Exactly reproduce each entry, leaving out nothing.

▸ **Information provided**
______

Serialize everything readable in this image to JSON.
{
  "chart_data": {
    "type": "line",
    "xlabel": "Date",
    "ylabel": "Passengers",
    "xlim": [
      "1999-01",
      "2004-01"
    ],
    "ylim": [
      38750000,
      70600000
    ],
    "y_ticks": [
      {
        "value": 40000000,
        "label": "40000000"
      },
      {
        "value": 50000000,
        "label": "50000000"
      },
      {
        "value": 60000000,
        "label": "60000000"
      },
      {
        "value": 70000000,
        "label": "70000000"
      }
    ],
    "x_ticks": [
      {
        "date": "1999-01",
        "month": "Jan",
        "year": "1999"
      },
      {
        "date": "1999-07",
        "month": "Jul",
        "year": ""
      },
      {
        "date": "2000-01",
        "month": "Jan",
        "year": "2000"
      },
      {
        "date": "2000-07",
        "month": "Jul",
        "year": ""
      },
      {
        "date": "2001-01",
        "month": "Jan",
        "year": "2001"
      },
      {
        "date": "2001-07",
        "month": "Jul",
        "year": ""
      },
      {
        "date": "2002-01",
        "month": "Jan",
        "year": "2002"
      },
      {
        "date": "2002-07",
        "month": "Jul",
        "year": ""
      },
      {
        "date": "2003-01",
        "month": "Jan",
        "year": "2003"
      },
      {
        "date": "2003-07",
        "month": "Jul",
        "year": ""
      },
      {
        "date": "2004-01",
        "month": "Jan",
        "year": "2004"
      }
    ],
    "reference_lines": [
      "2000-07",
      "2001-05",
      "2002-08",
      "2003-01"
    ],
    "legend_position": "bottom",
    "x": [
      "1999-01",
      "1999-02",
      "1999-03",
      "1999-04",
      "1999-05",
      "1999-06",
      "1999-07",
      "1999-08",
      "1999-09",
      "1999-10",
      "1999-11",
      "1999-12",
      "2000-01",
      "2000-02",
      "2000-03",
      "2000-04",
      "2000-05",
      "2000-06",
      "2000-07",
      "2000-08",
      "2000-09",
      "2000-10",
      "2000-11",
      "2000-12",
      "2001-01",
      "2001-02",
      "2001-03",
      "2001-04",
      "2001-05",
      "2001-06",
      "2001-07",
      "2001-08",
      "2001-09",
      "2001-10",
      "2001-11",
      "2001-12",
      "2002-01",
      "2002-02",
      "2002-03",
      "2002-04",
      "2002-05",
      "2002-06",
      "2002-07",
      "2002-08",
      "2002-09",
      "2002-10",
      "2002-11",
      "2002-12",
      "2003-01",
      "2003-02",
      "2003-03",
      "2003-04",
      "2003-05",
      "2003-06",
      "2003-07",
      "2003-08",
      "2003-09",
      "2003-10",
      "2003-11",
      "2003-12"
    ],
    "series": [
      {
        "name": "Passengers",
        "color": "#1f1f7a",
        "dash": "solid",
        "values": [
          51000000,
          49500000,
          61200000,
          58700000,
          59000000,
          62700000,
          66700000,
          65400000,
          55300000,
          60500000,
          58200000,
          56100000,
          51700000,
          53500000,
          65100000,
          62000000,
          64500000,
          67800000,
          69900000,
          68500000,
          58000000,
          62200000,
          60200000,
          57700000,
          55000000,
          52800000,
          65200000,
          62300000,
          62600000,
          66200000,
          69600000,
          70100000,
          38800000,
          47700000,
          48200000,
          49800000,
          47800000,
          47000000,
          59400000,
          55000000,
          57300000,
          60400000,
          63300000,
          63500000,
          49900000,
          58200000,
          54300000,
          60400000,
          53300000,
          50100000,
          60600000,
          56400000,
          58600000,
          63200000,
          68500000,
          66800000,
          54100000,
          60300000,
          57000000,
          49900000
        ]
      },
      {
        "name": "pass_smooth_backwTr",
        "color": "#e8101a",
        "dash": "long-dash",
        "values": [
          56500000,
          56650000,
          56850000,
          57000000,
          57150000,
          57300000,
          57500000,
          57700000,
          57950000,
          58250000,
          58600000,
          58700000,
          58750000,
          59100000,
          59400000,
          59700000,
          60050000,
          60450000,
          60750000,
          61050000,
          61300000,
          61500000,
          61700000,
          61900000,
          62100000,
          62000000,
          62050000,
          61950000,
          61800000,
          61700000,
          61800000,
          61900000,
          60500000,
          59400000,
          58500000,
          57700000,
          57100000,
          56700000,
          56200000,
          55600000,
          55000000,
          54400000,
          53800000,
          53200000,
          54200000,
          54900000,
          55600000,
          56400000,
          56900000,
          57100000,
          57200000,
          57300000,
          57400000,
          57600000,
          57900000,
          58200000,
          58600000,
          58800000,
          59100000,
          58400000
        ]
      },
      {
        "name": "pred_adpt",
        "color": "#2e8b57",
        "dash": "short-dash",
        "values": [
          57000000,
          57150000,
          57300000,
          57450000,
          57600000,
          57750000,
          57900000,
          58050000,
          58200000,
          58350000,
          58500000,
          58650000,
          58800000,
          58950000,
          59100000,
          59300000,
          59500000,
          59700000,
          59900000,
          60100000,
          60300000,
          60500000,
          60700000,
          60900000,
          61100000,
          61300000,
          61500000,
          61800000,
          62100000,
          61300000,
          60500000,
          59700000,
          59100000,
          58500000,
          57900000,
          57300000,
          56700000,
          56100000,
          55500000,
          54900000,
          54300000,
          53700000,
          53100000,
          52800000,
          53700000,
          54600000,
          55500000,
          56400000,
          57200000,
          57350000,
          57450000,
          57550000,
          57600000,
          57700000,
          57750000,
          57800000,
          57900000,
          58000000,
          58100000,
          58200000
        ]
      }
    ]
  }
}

______

▸ **Output below**
Serialize everything readable in this image to JSON.
{
  "chart_data": {
    "type": "line",
    "xlabel": "Date",
    "ylabel": "Passengers",
    "xlim": [
      "1999-01",
      "2004-01"
    ],
    "ylim": [
      38750000,
      70600000
    ],
    "y_ticks": [
      {
        "value": 40000000,
        "label": "40000000"
      },
      {
        "value": 50000000,
        "label": "50000000"
      },
      {
        "value": 60000000,
        "label": "60000000"
      },
      {
        "value": 70000000,
        "label": "70000000"
      }
    ],
    "x_ticks": [
      {
        "date": "1999-01",
        "month": "Jan",
        "year": "1999"
      },
      {
        "date": "1999-07",
        "month": "Jul",
        "year": ""
      },
      {
        "date": "2000-01",
        "month": "Jan",
        "year": "2000"
      },
      {
        "date": "2000-07",
        "month": "Jul",
        "year": ""
      },
      {
        "date": "2001-01",
        "month": "Jan",
        "year": "2001"
      },
      {
        "date": "2001-07",
        "month": "Jul",
        "year": ""
      },
      {
        "date": "2002-01",
        "month": "Jan",
        "year": "2002"
      },
      {
        "date": "2002-07",
        "month": "Jul",
        "year": ""
      },
      {
        "date": "2003-01",
        "month": "Jan",
        "year": "2003"
      },
      {
        "date": "2003-07",
        "month": "Jul",
        "year": ""
      },
      {
        "date": "2004-01",
        "month": "Jan",
        "year": "2004"
      }
    ],
    "reference_lines": [
      "2000-07",
      "2001-05",
      "2002-08",
      "2003-01"
    ],
    "legend_position": "bottom",
    "x": [
      "1999-01",
      "1999-02",
      "1999-03",
      "1999-04",
      "1999-05",
      "1999-06",
      "1999-07",
      "1999-08",
      "1999-09",
      "1999-10",
      "1999-11",
      "1999-12",
      "2000-01",
      "2000-02",
      "2000-03",
      "2000-04",
      "2000-05",
      "2000-06",
      "2000-07",
      "2000-08",
      "2000-09",
      "2000-10",
      "2000-11",
      "2000-12",
      "2001-01",
      "2001-02",
      "2001-03",
      "2001-04",
      "2001-05",
      "2001-06",
      "2001-07",
      "2001-08",
      "2001-09",
      "2001-10",
      "2001-11",
      "2001-12",
      "2002-01",
      "2002-02",
      "2002-03",
      "2002-04",
      "2002-05",
      "2002-06",
      "2002-07",
      "2002-08",
      "2002-09",
      "2002-10",
      "2002-11",
      "2002-12",
      "2003-01",
      "2003-02",
      "2003-03",
      "2003-04",
      "2003-05",
      "2003-06",
      "2003-07",
      "2003-08",
      "2003-09",
      "2003-10",
      "2003-11",
      "2003-12"
    ],
    "series": [
      {
        "name": "Passengers",
        "color": "#1f1f7a",
        "dash": "solid",
        "values": [
          51000000,
          49500000,
          61200000,
          58700000,
          59000000,
          62700000,
          66700000,
          65400000,
          55300000,
          60500000,
          58200000,
          56100000,
          51700000,
          53500000,
          65100000,
          62000000,
          64500000,
          67800000,
          69900000,
          68500000,
          58000000,
          62200000,
          60200000,
          57700000,
          55000000,
          52800000,
          65200000,
          62300000,
          62600000,
          66200000,
          69600000,
          70100000,
          38800000,
          47700000,
          48200000,
          49800000,
          47800000,
          47000000,
          59400000,
          55000000,
          57300000,
          60400000,
          63300000,
          63500000,
          49900000,
          58200000,
          54300000,
          60400000,
          53300000,
          50100000,
          60600000,
          56400000,
          58600000,
          63200000,
          68500000,
          66800000,
          54100000,
          60300000,
          57000000,
          49900000
        ]
      },
      {
        "name": "pass_smooth_backwTr",
        "color": "#e8101a",
        "dash": "long-dash",
        "values": [
          56500000,
          56650000,
          56850000,
          57000000,
          57150000,
          57300000,
          57500000,
          57700000,
          57950000,
          58250000,
          58600000,
          58700000,
          58750000,
          59100000,
          59400000,
          59700000,
          60050000,
          60450000,
          60750000,
          61050000,
          61300000,
          61500000,
          61700000,
          61900000,
          62100000,
          62000000,
          62050000,
          61950000,
          61800000,
          61700000,
          61800000,
          61900000,
          60500000,
          59400000,
          58500000,
          57700000,
          57100000,
          56700000,
          56200000,
          55600000,
          55000000,
          54400000,
          53800000,
          53200000,
          54200000,
          54900000,
          55600000,
          56400000,
          56900000,
          57100000,
          57200000,
          57300000,
          57400000,
          57600000,
          57900000,
          58200000,
          58600000,
          58800000,
          59100000,
          58400000
        ]
      },
      {
        "name": "pred_adpt",
        "color": "#2e8b57",
        "dash": "short-dash",
        "values": [
          57000000,
          57150000,
          57300000,
          57450000,
          57600000,
          57750000,
          57900000,
          58050000,
          58200000,
          58350000,
          58500000,
          58650000,
          58800000,
          58950000,
          59100000,
          59300000,
          59500000,
          59700000,
          59900000,
          60100000,
          60300000,
          60500000,
          60700000,
          60900000,
          61100000,
          61300000,
          61500000,
          61800000,
          62100000,
          61300000,
          60500000,
          59700000,
          59100000,
          58500000,
          57900000,
          57300000,
          56700000,
          56100000,
          55500000,
          54900000,
          54300000,
          53700000,
          53100000,
          52800000,
          53700000,
          54600000,
          55500000,
          56400000,
          57200000,
          57350000,
          57450000,
          57550000,
          57600000,
          57700000,
          57750000,
          57800000,
          57900000,
          58000000,
          58100000,
          58200000
        ]
      }
    ]
  }
}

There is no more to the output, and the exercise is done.